BEGIN Given records

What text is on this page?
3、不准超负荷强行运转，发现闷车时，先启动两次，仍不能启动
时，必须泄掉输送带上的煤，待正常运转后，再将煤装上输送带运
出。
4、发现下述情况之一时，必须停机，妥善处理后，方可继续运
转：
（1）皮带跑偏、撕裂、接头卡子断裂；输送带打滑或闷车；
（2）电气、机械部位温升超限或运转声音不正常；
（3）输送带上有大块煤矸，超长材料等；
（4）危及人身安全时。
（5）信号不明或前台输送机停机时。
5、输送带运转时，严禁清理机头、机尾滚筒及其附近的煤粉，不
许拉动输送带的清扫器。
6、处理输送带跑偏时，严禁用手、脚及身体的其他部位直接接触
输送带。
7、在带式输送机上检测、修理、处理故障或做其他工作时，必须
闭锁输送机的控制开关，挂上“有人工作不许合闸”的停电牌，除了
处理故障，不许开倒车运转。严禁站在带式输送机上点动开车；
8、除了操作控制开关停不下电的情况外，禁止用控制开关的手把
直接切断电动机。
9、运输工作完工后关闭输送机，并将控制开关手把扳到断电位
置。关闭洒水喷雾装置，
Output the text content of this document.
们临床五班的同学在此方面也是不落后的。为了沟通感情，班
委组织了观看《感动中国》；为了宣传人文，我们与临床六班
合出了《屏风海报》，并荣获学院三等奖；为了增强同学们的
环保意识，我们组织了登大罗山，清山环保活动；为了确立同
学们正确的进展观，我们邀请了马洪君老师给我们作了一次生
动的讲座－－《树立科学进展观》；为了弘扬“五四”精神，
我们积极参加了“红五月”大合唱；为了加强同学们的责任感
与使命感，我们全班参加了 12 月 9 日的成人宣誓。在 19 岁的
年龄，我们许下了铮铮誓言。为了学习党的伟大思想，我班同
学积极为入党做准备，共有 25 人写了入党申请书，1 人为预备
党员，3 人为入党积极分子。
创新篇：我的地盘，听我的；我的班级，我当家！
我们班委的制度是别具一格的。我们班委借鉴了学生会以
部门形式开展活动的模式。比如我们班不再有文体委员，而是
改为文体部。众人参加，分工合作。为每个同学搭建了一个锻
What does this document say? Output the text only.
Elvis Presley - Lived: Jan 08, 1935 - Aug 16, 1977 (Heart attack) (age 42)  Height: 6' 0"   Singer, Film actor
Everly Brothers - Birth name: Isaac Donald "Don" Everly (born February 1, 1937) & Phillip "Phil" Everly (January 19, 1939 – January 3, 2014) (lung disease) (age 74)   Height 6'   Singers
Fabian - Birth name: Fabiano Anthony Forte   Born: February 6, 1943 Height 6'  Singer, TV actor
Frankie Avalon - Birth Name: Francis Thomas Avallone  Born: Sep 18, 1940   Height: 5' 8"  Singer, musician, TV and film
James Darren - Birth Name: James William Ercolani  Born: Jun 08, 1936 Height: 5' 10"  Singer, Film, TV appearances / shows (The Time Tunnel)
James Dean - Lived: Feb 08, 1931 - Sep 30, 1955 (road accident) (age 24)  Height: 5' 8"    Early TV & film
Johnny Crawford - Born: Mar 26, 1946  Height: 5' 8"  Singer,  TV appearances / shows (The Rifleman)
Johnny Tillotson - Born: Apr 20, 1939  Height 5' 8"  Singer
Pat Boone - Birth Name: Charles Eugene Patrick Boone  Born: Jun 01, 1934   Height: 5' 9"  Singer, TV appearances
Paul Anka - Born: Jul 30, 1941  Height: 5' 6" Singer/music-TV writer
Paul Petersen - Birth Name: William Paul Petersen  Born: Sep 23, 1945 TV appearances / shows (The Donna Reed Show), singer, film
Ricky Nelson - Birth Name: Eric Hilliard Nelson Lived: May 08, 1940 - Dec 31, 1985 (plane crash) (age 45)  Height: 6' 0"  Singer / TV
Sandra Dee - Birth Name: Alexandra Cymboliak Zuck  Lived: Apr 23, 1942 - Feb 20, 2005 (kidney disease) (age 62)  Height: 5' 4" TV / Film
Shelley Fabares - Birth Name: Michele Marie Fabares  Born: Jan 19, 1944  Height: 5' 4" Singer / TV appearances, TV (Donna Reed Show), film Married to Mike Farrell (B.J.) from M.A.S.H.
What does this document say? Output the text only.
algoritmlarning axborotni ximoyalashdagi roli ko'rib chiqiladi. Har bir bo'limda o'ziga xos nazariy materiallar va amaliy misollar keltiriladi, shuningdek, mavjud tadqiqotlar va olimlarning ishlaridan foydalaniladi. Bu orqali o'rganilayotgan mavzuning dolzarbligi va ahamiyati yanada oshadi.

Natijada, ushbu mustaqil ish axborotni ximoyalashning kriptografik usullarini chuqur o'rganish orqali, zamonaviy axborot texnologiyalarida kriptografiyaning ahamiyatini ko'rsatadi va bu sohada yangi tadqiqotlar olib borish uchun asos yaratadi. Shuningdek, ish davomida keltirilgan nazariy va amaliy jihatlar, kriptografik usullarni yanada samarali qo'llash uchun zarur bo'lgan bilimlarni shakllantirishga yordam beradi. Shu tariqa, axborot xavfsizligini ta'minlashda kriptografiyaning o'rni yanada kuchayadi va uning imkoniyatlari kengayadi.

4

END Given records

All of the records must be repeated exactly.

Response »
What text is on this page?
3、不准超负荷强行运转，发现闷车时，先启动两次，仍不能启动
时，必须泄掉输送带上的煤，待正常运转后，再将煤装上输送带运
出。
4、发现下述情况之一时，必须停机，妥善处理后，方可继续运
转：
（1）皮带跑偏、撕裂、接头卡子断裂；输送带打滑或闷车；
（2）电气、机械部位温升超限或运转声音不正常；
（3）输送带上有大块煤矸，超长材料等；
（4）危及人身安全时。
（5）信号不明或前台输送机停机时。
5、输送带运转时，严禁清理机头、机尾滚筒及其附近的煤粉，不
许拉动输送带的清扫器。
6、处理输送带跑偏时，严禁用手、脚及身体的其他部位直接接触
输送带。
7、在带式输送机上检测、修理、处理故障或做其他工作时，必须
闭锁输送机的控制开关，挂上“有人工作不许合闸”的停电牌，除了
处理故障，不许开倒车运转。严禁站在带式输送机上点动开车；
8、除了操作控制开关停不下电的情况外，禁止用控制开关的手把
直接切断电动机。
9、运输工作完工后关闭输送机，并将控制开关手把扳到断电位
置。关闭洒水喷雾装置，
Output the text content of this document.
们临床五班的同学在此方面也是不落后的。为了沟通感情，班
委组织了观看《感动中国》；为了宣传人文，我们与临床六班
合出了《屏风海报》，并荣获学院三等奖；为了增强同学们的
环保意识，我们组织了登大罗山，清山环保活动；为了确立同
学们正确的进展观，我们邀请了马洪君老师给我们作了一次生
动的讲座－－《树立科学进展观》；为了弘扬“五四”精神，
我们积极参加了“红五月”大合唱；为了加强同学们的责任感
与使命感，我们全班参加了 12 月 9 日的成人宣誓。在 19 岁的
年龄，我们许下了铮铮誓言。为了学习党的伟大思想，我班同
学积极为入党做准备，共有 25 人写了入党申请书，1 人为预备
党员，3 人为入党积极分子。
创新篇：我的地盘，听我的；我的班级，我当家！
我们班委的制度是别具一格的。我们班委借鉴了学生会以
部门形式开展活动的模式。比如我们班不再有文体委员，而是
改为文体部。众人参加，分工合作。为每个同学搭建了一个锻
What does this document say? Output the text only.
Elvis Presley - Lived: Jan 08, 1935 - Aug 16, 1977 (Heart attack) (age 42)  Height: 6' 0"   Singer, Film actor
Everly Brothers - Birth name: Isaac Donald "Don" Everly (born February 1, 1937) & Phillip "Phil" Everly (January 19, 1939 – January 3, 2014) (lung disease) (age 74)   Height 6'   Singers
Fabian - Birth name: Fabiano Anthony Forte   Born: February 6, 1943 Height 6'  Singer, TV actor
Frankie Avalon - Birth Name: Francis Thomas Avallone  Born: Sep 18, 1940   Height: 5' 8"  Singer, musician, TV and film
James Darren - Birth Name: James William Ercolani  Born: Jun 08, 1936 Height: 5' 10"  Singer, Film, TV appearances / shows (The Time Tunnel)
James Dean - Lived: Feb 08, 1931 - Sep 30, 1955 (road accident) (age 24)  Height: 5' 8"    Early TV & film
Johnny Crawford - Born: Mar 26, 1946  Height: 5' 8"  Singer,  TV appearances / shows (The Rifleman)
Johnny Tillotson - Born: Apr 20, 1939  Height 5' 8"  Singer
Pat Boone - Birth Name: Charles Eugene Patrick Boone  Born: Jun 01, 1934   Height: 5' 9"  Singer, TV appearances
Paul Anka - Born: Jul 30, 1941  Height: 5' 6" Singer/music-TV writer
Paul Petersen - Birth Name: William Paul Petersen  Born: Sep 23, 1945 TV appearances / shows (The Donna Reed Show), singer, film
Ricky Nelson - Birth Name: Eric Hilliard Nelson Lived: May 08, 1940 - Dec 31, 1985 (plane crash) (age 45)  Height: 6' 0"  Singer / TV
Sandra Dee - Birth Name: Alexandra Cymboliak Zuck  Lived: Apr 23, 1942 - Feb 20, 2005 (kidney disease) (age 62)  Height: 5' 4" TV / Film
Shelley Fabares - Birth Name: Michele Marie Fabares  Born: Jan 19, 1944  Height: 5' 4" Singer / TV appearances, TV (Donna Reed Show), film Married to Mike Farrell (B.J.) from M.A.S.H.
What does this document say? Output the text only.
algoritmlarning axborotni ximoyalashdagi roli ko'rib chiqiladi. Har bir bo'limda o'ziga xos nazariy materiallar va amaliy misollar keltiriladi, shuningdek, mavjud tadqiqotlar va olimlarning ishlaridan foydalaniladi. Bu orqali o'rganilayotgan mavzuning dolzarbligi va ahamiyati yanada oshadi.

Natijada, ushbu mustaqil ish axborotni ximoyalashning kriptografik usullarini chuqur o'rganish orqali, zamonaviy axborot texnologiyalarida kriptografiyaning ahamiyatini ko'rsatadi va bu sohada yangi tadqiqotlar olib borish uchun asos yaratadi. Shuningdek, ish davomida keltirilgan nazariy va amaliy jihatlar, kriptografik usullarni yanada samarali qo'llash uchun zarur bo'lgan bilimlarni shakllantirishga yordam beradi. Shu tariqa, axborot xavfsizligini ta'minlashda kriptografiyaning o'rni yanada kuchayadi va uning imkoniyatlari kengayadi.

4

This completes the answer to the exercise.